Exercise directions ▸ Go over the entries below line by line, copying each one that contains the word "name".

Given records ▸
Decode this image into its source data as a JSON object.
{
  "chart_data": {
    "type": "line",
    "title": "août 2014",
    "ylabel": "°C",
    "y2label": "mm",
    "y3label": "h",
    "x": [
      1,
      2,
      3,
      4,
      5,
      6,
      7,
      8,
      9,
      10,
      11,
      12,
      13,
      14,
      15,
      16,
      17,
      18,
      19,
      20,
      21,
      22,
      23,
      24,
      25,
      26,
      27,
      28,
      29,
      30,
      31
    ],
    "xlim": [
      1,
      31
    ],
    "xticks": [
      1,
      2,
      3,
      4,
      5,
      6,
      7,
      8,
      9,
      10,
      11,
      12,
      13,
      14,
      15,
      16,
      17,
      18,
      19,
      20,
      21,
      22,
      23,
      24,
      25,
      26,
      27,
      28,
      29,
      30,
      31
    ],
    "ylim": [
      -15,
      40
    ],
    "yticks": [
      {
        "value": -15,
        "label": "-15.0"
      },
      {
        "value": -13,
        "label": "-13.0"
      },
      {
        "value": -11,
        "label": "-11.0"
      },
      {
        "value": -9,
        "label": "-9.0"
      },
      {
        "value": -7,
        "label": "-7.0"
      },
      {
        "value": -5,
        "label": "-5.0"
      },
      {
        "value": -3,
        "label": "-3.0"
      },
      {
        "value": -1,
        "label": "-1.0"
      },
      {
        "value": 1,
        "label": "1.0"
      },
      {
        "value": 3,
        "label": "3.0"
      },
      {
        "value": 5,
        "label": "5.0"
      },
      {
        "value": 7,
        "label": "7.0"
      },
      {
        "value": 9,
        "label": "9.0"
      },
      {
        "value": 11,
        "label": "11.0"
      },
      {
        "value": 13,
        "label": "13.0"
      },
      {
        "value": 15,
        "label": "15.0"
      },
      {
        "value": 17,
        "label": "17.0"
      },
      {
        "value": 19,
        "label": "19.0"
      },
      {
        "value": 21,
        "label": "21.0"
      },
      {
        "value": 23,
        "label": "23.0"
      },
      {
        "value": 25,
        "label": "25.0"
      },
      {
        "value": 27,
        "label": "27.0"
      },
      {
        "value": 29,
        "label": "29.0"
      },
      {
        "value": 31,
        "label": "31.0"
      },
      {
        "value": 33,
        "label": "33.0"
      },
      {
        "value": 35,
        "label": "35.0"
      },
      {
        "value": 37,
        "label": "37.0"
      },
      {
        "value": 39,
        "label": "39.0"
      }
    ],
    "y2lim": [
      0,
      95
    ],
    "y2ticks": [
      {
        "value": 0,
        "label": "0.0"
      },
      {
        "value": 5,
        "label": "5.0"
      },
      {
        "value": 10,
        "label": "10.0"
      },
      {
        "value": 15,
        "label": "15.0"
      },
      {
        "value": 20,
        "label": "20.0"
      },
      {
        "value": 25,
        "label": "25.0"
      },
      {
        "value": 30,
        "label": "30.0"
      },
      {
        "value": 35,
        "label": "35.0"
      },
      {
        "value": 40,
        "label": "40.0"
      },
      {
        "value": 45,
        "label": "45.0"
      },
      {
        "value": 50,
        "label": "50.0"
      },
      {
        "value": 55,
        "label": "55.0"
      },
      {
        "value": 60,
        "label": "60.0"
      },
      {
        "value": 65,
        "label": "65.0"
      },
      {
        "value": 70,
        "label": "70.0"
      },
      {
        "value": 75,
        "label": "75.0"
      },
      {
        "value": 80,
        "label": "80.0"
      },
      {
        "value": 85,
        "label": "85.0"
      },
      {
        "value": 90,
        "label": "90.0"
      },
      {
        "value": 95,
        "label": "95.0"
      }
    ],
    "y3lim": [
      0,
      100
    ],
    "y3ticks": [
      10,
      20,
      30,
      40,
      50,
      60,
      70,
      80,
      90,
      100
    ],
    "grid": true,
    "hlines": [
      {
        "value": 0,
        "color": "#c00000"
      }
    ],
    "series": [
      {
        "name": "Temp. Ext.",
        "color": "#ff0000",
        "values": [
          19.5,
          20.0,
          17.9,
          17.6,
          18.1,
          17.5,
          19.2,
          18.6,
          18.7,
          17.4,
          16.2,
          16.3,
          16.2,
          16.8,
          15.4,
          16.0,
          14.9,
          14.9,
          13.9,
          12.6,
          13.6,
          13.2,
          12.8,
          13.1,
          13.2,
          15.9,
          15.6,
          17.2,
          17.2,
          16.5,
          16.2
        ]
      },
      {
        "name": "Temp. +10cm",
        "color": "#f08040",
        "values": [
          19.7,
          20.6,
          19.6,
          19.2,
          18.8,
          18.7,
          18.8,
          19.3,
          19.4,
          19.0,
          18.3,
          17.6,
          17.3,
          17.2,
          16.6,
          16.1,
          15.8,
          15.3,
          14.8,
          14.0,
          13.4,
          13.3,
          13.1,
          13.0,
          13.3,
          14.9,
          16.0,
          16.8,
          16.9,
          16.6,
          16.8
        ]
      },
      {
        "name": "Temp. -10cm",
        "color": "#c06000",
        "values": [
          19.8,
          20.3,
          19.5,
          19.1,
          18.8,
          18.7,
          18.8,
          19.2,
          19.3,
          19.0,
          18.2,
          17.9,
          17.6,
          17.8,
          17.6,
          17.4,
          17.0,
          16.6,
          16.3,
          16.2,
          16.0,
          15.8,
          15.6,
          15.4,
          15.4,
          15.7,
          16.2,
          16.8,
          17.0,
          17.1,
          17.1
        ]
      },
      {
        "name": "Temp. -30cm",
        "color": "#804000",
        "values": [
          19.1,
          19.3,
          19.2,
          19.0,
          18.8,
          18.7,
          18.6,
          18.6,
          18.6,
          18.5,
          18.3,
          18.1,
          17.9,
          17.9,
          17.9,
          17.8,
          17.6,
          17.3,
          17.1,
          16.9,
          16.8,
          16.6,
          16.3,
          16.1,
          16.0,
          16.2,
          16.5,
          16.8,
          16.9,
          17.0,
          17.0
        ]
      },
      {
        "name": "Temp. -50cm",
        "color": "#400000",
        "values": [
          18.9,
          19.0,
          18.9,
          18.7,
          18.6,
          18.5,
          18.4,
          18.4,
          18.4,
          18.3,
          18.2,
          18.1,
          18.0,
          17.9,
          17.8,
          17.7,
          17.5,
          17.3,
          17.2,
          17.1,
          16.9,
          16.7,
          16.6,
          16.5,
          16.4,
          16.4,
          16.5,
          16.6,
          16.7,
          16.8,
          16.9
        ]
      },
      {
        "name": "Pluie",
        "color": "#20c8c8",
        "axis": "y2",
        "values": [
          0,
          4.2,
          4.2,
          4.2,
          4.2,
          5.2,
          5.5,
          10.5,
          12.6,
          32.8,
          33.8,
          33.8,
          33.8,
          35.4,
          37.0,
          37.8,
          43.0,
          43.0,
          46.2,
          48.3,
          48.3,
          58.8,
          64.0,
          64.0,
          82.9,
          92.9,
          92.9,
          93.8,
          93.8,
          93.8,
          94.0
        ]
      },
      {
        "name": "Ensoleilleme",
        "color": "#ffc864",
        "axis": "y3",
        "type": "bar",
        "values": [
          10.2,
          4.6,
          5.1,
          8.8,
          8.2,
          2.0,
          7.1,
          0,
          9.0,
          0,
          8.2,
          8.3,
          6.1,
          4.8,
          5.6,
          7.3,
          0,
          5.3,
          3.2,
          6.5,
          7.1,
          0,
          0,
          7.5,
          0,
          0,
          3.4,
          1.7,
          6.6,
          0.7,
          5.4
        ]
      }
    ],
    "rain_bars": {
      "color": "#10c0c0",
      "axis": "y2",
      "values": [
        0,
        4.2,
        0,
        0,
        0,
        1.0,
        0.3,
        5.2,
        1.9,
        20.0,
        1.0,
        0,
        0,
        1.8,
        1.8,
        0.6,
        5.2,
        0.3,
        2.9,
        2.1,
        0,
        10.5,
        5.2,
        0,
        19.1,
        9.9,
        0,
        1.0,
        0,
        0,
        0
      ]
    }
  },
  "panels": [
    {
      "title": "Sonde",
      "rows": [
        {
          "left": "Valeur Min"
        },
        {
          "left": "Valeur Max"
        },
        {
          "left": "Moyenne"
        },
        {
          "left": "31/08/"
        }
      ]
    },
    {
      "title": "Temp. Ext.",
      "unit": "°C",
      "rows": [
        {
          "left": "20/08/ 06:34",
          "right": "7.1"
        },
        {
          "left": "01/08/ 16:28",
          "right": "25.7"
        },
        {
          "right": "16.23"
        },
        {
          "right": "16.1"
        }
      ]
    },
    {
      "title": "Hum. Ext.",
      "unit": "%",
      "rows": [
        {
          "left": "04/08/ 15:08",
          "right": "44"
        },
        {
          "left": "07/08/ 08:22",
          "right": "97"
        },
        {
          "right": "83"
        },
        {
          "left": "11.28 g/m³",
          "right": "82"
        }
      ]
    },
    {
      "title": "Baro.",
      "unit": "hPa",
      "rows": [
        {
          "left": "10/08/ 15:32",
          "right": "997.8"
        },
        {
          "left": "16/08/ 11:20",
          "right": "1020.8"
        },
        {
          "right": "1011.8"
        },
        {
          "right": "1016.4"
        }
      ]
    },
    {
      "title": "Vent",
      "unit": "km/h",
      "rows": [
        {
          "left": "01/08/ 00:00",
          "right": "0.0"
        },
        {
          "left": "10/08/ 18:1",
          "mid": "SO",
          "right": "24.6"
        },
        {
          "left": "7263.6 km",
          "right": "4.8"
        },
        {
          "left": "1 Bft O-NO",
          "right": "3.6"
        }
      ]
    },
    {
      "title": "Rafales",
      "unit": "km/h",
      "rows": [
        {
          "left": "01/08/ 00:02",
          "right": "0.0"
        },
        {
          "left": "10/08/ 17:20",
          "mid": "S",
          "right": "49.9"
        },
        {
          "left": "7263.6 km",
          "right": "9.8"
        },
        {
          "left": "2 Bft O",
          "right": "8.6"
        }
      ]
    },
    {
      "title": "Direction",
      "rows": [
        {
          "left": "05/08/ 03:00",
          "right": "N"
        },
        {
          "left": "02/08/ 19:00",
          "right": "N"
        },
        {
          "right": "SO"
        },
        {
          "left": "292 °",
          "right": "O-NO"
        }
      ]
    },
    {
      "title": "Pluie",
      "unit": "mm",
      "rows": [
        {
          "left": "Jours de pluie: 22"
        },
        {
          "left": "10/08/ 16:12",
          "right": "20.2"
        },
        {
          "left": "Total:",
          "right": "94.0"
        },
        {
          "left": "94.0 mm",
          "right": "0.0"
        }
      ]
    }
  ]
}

Correct output ▸
        "name": "Temp. Ext.",
        "name": "Temp. +10cm",
        "name": "Temp. -10cm",
        "name": "Temp. -30cm",
        "name": "Temp. -50cm",
        "name": "Pluie",
        "name": "Ensoleilleme",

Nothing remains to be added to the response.